— begin —
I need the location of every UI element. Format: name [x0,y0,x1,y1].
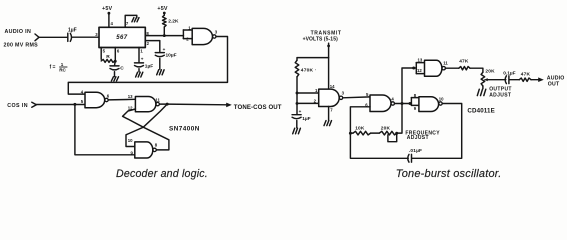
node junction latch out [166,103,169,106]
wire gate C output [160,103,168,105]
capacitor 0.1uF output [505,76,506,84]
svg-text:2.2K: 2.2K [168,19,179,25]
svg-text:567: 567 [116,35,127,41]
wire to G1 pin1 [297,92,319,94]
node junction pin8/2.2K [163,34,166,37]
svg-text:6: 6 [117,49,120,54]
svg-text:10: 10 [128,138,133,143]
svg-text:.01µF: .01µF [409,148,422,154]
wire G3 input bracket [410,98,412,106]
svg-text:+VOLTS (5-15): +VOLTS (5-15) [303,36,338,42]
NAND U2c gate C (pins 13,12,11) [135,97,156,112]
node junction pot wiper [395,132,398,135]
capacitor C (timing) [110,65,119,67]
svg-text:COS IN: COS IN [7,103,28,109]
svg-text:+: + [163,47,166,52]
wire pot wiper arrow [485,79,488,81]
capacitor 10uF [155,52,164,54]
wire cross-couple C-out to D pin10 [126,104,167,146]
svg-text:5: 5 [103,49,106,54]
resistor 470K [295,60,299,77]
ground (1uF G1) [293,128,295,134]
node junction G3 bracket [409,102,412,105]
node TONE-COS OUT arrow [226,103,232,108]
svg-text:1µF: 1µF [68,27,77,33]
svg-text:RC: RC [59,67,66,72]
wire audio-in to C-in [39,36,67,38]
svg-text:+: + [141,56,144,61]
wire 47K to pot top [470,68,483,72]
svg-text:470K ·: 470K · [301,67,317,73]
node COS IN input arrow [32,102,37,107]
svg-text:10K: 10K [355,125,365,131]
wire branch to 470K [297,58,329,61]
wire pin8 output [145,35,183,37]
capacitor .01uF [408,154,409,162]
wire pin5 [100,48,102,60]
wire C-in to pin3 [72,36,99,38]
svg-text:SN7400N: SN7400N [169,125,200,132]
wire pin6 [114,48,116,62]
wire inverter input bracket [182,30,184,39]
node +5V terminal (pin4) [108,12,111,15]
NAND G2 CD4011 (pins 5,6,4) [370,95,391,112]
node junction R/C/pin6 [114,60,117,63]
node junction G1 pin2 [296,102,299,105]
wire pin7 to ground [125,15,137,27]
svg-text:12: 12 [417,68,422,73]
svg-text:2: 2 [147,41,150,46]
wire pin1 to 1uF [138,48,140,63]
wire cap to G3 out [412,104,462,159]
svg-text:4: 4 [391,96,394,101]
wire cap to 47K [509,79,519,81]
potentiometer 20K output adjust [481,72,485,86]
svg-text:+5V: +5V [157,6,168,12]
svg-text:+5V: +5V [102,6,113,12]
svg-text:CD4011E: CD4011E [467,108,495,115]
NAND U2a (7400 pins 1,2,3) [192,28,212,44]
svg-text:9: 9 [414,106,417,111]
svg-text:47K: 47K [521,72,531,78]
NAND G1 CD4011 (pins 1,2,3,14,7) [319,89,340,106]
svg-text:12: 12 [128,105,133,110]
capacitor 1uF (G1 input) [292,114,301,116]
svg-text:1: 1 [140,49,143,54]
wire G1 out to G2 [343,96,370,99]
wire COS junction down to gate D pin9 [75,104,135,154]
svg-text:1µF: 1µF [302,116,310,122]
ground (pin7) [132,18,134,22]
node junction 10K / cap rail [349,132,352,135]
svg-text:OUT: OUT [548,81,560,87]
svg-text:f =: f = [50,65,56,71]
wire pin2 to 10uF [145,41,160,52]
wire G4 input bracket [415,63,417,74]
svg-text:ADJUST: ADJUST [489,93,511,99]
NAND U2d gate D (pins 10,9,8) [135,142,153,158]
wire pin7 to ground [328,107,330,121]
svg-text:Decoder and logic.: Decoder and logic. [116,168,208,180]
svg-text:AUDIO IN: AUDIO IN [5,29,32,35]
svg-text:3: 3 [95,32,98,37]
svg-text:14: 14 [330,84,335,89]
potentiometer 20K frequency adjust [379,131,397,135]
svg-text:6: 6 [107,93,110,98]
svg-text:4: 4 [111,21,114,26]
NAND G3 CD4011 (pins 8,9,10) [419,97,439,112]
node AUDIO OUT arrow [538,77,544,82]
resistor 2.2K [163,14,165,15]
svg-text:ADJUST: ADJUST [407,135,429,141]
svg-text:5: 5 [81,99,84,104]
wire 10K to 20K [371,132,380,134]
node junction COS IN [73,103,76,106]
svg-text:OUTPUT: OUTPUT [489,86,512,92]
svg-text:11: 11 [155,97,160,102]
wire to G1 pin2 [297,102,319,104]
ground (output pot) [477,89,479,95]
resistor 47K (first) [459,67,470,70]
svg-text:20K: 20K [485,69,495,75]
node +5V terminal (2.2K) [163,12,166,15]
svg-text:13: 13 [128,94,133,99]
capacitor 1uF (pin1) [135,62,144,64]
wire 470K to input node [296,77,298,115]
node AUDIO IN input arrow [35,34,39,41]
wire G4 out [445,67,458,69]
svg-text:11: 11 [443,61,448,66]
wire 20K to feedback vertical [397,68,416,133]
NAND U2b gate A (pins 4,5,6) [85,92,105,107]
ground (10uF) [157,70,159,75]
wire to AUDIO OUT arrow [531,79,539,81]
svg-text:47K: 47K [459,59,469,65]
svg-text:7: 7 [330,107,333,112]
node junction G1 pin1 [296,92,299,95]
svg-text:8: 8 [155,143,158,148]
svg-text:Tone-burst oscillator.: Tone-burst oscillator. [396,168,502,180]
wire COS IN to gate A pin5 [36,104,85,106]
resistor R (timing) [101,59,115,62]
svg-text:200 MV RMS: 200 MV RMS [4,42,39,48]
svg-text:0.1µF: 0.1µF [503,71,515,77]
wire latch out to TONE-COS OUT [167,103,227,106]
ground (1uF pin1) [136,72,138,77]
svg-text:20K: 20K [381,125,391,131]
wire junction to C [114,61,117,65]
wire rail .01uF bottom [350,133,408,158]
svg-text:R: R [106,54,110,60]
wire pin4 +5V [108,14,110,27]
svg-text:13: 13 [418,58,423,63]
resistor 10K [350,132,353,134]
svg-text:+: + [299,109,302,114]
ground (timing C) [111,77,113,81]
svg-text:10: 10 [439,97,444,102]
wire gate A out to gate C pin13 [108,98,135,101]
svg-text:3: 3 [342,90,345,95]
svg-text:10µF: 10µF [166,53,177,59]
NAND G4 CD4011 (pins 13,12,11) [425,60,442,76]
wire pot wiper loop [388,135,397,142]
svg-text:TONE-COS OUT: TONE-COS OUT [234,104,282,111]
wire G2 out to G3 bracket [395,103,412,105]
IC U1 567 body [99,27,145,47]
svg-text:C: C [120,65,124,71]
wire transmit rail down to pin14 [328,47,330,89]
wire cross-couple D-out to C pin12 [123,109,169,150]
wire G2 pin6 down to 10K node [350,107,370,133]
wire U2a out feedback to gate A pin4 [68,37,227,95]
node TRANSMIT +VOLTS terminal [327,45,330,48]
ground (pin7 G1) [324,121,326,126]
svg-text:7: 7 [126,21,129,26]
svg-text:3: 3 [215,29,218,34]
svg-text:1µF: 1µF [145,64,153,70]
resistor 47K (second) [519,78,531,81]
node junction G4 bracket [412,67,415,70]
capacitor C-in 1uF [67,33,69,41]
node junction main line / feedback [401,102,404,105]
— end —
— begin —
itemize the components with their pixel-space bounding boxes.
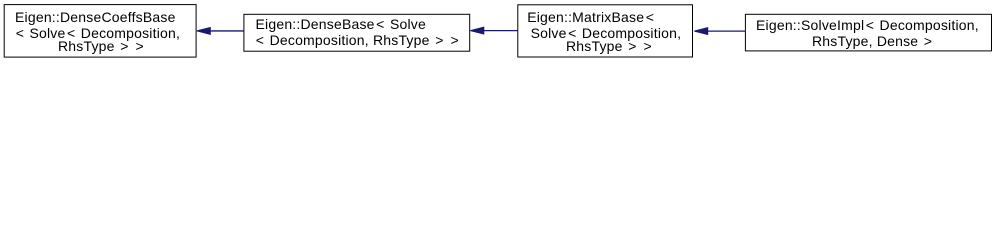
— end —
— begin —
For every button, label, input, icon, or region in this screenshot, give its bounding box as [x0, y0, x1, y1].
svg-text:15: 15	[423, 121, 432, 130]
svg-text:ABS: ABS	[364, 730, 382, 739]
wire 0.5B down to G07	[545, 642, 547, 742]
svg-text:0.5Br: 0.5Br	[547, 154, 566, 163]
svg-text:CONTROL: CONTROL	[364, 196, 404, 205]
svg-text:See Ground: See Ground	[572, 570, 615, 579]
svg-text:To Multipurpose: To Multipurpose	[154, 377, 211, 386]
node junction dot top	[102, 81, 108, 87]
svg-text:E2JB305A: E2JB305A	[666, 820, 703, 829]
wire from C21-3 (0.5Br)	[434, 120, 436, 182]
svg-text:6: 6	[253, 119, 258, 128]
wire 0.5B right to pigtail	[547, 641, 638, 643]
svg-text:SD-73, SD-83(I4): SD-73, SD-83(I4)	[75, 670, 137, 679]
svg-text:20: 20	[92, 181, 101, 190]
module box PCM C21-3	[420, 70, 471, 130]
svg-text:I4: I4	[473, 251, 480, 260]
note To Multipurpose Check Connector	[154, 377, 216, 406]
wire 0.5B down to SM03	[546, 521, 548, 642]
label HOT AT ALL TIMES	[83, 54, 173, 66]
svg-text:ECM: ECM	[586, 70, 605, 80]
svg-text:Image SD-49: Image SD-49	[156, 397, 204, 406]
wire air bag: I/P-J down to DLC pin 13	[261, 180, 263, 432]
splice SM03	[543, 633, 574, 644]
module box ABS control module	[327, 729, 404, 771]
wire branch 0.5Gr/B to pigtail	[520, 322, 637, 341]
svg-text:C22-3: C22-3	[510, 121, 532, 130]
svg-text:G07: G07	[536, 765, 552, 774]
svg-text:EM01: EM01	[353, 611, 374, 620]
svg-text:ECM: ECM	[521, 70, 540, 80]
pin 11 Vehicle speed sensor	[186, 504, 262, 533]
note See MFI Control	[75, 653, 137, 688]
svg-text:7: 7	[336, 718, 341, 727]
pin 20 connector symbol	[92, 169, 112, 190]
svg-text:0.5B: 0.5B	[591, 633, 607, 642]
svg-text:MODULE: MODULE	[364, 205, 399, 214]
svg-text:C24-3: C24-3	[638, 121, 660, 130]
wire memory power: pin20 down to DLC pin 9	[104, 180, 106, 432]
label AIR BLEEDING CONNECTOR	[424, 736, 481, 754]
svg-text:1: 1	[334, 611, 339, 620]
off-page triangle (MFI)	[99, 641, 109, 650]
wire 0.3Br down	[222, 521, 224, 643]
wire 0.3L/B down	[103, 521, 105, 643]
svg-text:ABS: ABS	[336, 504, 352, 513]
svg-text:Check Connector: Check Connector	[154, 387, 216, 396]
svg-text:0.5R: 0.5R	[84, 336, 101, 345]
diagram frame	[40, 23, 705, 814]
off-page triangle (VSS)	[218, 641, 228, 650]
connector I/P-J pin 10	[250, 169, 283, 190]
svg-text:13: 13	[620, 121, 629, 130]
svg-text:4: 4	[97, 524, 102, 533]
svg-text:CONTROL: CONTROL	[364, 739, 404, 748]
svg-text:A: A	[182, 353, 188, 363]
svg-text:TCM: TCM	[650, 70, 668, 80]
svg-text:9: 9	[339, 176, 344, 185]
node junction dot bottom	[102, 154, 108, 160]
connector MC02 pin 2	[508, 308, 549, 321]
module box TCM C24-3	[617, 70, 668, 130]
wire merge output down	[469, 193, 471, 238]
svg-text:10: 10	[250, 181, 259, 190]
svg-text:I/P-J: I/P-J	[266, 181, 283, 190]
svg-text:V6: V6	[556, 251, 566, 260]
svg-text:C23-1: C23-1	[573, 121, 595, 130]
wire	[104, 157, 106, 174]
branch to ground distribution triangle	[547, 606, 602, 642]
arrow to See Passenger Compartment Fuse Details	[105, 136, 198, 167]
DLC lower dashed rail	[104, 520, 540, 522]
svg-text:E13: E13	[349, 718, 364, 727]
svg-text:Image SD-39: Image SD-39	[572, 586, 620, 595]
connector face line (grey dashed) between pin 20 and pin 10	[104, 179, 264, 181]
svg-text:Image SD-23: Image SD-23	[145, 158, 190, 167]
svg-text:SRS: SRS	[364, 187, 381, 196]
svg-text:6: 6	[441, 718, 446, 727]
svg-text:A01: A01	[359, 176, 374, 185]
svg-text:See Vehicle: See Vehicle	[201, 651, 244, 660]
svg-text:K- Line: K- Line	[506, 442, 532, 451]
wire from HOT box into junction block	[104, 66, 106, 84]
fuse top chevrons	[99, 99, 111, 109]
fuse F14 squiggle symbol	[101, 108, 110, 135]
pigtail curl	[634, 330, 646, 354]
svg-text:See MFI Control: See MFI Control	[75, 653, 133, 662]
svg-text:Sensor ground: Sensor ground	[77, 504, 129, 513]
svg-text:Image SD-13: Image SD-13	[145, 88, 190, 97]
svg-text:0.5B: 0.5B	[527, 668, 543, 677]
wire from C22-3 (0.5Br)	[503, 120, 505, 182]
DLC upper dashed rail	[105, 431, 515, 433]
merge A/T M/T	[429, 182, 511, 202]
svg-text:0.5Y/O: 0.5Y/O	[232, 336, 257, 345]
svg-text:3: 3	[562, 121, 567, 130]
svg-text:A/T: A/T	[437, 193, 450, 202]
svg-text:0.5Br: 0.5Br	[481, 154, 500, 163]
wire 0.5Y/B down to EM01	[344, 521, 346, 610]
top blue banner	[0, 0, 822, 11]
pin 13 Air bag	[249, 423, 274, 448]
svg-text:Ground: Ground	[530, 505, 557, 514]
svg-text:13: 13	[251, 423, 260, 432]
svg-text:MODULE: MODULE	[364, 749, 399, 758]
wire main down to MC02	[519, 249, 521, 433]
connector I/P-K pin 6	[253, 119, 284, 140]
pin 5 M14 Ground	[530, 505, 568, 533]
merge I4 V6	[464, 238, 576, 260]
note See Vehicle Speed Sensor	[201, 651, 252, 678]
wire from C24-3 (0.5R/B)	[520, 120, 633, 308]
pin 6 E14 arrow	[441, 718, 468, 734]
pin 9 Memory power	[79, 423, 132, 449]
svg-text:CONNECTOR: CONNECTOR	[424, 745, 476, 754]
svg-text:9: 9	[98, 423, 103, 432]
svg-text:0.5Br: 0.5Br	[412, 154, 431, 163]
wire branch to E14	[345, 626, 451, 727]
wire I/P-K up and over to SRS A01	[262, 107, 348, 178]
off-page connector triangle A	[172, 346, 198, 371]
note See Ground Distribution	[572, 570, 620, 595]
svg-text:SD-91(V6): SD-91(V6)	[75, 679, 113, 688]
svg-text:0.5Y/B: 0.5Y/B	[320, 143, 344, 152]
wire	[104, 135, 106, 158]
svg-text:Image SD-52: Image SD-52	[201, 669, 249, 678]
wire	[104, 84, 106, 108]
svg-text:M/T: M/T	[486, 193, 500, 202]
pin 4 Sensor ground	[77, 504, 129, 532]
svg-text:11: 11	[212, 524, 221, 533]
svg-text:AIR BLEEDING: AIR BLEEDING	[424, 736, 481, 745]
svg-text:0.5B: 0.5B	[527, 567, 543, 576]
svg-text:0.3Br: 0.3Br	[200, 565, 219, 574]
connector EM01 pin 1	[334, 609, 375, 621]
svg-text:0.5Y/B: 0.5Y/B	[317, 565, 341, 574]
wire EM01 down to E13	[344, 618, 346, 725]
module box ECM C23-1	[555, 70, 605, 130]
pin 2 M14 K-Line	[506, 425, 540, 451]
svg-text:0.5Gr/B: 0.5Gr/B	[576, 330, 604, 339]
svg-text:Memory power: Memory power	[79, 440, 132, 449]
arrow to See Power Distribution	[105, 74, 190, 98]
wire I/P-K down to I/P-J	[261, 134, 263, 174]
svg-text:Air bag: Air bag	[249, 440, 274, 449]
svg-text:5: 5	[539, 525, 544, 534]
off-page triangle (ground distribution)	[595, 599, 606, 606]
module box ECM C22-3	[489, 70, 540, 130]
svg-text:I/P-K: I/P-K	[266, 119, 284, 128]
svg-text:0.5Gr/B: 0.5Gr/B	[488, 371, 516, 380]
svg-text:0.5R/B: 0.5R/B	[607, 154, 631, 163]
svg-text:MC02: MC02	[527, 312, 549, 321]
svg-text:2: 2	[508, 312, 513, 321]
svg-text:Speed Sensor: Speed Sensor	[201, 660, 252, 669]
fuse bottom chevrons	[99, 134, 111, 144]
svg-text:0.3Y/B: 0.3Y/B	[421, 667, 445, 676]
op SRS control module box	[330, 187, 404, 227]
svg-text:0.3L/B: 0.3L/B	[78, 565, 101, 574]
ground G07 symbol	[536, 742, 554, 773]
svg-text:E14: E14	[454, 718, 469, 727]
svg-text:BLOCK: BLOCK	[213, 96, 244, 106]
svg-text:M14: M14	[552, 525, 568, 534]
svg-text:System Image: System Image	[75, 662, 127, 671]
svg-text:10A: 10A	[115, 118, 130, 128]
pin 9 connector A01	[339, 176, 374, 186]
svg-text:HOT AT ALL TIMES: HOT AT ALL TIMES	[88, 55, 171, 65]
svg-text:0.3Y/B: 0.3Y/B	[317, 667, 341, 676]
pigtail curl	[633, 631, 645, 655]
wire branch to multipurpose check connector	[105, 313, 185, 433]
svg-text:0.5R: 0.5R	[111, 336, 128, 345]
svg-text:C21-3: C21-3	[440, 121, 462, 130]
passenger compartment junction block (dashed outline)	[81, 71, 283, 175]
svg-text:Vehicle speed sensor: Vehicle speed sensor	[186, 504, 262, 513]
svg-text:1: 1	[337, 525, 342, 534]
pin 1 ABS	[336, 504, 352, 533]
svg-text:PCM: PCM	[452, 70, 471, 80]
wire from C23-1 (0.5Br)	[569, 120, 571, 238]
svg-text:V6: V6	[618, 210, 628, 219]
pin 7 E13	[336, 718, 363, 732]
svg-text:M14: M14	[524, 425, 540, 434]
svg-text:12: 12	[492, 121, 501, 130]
— end —
What this task involves: Copy out the lines starting with the one that contains "I need the location" and ending with the one that contains "svg-text:+: + [163,47,166,52]", including both. Leave the pictures out of your copy.

The solution:
I need the location of every UI element. Format: name [x0,y0,x1,y1].
node junction latch out [166,103,169,106]
wire gate C output [160,103,168,105]
capacitor 0.1uF output [505,76,506,84]
svg-text:2.2K: 2.2K [168,19,179,25]
svg-text:567: 567 [116,35,127,41]
wire to G1 pin1 [297,92,319,94]
node junction pin8/2.2K [163,34,166,37]
svg-text:6: 6 [117,49,120,54]
svg-text:10: 10 [128,138,133,143]
svg-text:.01µF: .01µF [409,148,422,154]
wire G3 input bracket [410,98,412,106]
svg-text:+VOLTS (5-15): +VOLTS (5-15) [303,36,338,42]
NAND U2c gate C (pins 13,12,11) [135,97,156,112]
node junction pot wiper [395,132,398,135]
capacitor C (timing) [110,65,119,67]
svg-text:COS IN: COS IN [7,103,28,109]
svg-text:+: + [163,47,166,52]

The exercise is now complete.